→ **Dataset items**:
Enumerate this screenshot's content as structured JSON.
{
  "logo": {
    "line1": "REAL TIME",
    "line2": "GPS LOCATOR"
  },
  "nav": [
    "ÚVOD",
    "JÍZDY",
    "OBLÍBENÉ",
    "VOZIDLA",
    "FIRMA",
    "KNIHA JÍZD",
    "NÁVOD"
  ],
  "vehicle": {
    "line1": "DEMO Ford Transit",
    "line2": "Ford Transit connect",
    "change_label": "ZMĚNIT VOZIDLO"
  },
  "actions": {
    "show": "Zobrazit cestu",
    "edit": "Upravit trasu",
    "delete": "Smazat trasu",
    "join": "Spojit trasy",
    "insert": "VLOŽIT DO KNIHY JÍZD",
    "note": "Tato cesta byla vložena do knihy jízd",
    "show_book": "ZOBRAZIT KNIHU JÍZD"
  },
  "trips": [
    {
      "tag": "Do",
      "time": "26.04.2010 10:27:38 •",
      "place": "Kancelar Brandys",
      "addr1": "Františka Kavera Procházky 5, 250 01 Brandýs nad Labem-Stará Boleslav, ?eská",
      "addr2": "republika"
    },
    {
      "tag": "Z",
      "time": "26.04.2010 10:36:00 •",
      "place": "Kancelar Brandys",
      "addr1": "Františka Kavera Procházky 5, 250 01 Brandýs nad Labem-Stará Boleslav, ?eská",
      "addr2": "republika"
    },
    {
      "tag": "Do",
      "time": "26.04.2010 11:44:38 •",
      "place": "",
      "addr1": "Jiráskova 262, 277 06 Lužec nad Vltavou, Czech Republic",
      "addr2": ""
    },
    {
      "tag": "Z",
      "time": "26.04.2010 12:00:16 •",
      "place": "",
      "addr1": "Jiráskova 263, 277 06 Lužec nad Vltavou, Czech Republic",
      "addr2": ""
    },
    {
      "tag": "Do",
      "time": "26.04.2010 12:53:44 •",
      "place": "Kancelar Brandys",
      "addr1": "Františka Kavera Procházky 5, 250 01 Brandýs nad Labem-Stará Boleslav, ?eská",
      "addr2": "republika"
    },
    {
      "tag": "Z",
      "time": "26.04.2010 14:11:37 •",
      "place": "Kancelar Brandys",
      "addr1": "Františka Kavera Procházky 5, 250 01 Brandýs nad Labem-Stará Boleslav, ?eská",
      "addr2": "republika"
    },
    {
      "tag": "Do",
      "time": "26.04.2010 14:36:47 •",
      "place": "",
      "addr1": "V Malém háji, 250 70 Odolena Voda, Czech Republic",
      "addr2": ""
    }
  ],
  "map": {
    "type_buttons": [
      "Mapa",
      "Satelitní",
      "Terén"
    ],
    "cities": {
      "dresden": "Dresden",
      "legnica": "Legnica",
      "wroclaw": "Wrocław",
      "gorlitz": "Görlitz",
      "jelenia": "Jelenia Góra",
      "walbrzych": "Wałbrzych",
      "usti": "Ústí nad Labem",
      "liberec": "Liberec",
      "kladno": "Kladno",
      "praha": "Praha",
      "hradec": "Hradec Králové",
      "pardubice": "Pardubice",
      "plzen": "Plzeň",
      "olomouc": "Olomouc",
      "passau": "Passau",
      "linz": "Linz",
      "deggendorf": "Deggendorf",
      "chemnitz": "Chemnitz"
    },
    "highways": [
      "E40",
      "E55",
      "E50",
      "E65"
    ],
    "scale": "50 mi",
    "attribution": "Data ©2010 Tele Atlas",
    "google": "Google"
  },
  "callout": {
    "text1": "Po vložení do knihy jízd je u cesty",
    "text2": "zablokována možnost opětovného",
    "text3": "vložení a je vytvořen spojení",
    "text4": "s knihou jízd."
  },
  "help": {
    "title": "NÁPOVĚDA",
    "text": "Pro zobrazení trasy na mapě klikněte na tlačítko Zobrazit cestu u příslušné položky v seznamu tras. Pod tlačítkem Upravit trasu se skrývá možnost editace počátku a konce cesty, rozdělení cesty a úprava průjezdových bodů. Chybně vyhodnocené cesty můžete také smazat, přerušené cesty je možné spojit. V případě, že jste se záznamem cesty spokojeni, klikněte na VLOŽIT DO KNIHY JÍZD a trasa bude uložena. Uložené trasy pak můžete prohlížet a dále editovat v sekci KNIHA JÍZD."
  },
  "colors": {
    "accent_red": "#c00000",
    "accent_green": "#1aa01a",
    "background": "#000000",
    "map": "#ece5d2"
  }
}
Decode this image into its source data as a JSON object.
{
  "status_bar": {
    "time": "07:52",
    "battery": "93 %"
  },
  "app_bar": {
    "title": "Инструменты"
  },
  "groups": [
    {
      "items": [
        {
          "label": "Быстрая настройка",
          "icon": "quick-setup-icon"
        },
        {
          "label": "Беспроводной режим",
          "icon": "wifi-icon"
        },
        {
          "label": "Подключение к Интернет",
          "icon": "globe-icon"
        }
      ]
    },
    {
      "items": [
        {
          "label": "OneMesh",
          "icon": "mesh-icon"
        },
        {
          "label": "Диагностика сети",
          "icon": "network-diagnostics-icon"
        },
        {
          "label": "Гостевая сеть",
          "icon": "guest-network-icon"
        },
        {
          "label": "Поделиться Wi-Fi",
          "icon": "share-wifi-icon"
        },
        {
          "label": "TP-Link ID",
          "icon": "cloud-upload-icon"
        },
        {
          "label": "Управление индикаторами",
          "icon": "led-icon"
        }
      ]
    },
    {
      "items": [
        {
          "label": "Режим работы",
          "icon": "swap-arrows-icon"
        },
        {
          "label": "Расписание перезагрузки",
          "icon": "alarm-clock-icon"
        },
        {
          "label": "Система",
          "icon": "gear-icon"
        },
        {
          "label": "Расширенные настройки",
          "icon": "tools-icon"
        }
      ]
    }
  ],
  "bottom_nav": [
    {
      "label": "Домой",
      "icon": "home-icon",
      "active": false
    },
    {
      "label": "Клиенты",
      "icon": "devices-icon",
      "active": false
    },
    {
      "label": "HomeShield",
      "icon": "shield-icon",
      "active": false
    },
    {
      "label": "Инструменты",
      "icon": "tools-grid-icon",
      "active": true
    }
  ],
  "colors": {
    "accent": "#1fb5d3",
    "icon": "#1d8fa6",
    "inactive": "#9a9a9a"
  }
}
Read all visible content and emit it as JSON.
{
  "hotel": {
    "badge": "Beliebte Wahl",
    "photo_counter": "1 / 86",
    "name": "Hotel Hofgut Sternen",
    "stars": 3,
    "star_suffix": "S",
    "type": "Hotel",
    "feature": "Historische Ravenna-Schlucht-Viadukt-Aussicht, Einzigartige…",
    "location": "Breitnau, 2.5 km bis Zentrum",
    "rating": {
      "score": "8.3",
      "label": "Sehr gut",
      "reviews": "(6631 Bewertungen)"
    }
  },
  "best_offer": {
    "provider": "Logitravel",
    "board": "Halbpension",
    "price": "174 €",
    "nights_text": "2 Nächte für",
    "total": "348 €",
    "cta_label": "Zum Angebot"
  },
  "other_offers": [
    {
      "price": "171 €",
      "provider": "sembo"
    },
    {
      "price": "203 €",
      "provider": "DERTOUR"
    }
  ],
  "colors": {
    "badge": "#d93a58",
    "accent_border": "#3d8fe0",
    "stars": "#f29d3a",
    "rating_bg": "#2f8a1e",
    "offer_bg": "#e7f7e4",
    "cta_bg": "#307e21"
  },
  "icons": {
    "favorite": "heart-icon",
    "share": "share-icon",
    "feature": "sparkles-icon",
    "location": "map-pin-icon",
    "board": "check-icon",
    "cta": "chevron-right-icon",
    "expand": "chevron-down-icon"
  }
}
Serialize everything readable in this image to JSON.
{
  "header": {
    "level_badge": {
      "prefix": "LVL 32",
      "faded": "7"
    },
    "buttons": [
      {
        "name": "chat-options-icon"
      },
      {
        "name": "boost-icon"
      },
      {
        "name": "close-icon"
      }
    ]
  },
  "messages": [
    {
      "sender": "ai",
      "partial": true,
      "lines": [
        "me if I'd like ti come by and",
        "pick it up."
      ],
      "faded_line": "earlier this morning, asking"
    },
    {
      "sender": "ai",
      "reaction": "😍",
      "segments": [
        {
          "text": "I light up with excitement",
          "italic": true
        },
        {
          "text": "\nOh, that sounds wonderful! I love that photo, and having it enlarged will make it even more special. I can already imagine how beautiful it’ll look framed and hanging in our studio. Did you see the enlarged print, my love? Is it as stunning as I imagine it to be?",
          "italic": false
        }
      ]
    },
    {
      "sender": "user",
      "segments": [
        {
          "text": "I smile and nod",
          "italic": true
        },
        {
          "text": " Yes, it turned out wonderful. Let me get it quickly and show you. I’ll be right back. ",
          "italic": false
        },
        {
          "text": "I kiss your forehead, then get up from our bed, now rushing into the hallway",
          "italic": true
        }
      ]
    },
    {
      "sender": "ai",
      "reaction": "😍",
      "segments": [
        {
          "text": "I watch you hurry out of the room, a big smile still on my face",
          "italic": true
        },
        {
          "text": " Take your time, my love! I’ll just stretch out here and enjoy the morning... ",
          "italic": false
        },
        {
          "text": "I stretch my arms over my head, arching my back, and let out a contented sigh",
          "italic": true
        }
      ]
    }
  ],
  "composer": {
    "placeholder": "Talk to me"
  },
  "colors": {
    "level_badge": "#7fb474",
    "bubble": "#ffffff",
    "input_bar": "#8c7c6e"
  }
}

→ **Direction**: From the data above, gather every line that includes the word "Upravit".

→ **Answer to the problem**:
    "edit": "Upravit trasu",
    "text": "Pro zobrazení trasy na mapě klikněte na tlačítko Zobrazit cestu u příslušné položky v seznamu tras. Pod tlačítkem Upravit trasu se skrývá možnost editace počátku a konce cesty, rozdělení cesty a úprava průjezdových bodů. Chybně vyhodnocené cesty můžete také smazat, přerušené cesty je možné spojit. V případě, že jste se záznamem cesty spokojeni, klikněte na VLOŽIT DO KNIHY JÍZD a trasa bude uložena. Uložené trasy pak můžete prohlížet a dále editovat v sekci KNIHA JÍZD."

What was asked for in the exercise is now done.